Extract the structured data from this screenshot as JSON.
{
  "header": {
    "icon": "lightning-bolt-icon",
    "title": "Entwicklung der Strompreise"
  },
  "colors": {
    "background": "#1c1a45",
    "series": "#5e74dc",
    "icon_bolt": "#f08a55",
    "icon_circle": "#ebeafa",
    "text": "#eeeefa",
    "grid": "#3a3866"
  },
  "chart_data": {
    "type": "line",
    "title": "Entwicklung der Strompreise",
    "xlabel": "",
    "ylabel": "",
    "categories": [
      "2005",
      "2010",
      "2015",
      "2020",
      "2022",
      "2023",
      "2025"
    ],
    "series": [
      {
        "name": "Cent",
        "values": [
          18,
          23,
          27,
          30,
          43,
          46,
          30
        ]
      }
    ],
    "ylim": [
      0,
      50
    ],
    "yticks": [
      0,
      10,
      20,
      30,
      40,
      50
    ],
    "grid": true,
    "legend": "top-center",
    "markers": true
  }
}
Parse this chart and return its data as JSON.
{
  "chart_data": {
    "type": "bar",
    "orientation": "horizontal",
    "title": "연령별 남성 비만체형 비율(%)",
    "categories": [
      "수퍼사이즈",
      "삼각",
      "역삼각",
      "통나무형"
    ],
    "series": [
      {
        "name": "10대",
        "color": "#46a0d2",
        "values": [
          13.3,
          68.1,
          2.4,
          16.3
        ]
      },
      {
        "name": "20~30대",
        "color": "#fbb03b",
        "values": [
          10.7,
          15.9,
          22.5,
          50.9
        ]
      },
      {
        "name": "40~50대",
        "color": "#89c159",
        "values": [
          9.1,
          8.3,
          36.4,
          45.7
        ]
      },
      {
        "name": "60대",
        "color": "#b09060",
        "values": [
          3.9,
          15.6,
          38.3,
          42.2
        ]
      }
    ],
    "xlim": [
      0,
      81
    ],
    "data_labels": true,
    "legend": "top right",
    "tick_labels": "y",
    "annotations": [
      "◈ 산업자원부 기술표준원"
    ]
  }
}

§ **GIVEN EXERCISE**: Retype the data exactly as given.

§ **IN RESPONSE**:
Extract the structured data from this screenshot as JSON.
{
  "header": {
    "icon": "lightning-bolt-icon",
    "title": "Entwicklung der Strompreise"
  },
  "colors": {
    "background": "#1c1a45",
    "series": "#5e74dc",
    "icon_bolt": "#f08a55",
    "icon_circle": "#ebeafa",
    "text": "#eeeefa",
    "grid": "#3a3866"
  },
  "chart_data": {
    "type": "line",
    "title": "Entwicklung der Strompreise",
    "xlabel": "",
    "ylabel": "",
    "categories": [
      "2005",
      "2010",
      "2015",
      "2020",
      "2022",
      "2023",
      "2025"
    ],
    "series": [
      {
        "name": "Cent",
        "values": [
          18,
          23,
          27,
          30,
          43,
          46,
          30
        ]
      }
    ],
    "ylim": [
      0,
      50
    ],
    "yticks": [
      0,
      10,
      20,
      30,
      40,
      50
    ],
    "grid": true,
    "legend": "top-center",
    "markers": true
  }
}
Parse this chart and return its data as JSON.
{
  "chart_data": {
    "type": "bar",
    "orientation": "horizontal",
    "title": "연령별 남성 비만체형 비율(%)",
    "categories": [
      "수퍼사이즈",
      "삼각",
      "역삼각",
      "통나무형"
    ],
    "series": [
      {
        "name": "10대",
        "color": "#46a0d2",
        "values": [
          13.3,
          68.1,
          2.4,
          16.3
        ]
      },
      {
        "name": "20~30대",
        "color": "#fbb03b",
        "values": [
          10.7,
          15.9,
          22.5,
          50.9
        ]
      },
      {
        "name": "40~50대",
        "color": "#89c159",
        "values": [
          9.1,
          8.3,
          36.4,
          45.7
        ]
      },
      {
        "name": "60대",
        "color": "#b09060",
        "values": [
          3.9,
          15.6,
          38.3,
          42.2
        ]
      }
    ],
    "xlim": [
      0,
      81
    ],
    "data_labels": true,
    "legend": "top right",
    "tick_labels": "y",
    "annotations": [
      "◈ 산업자원부 기술표준원"
    ]
  }
}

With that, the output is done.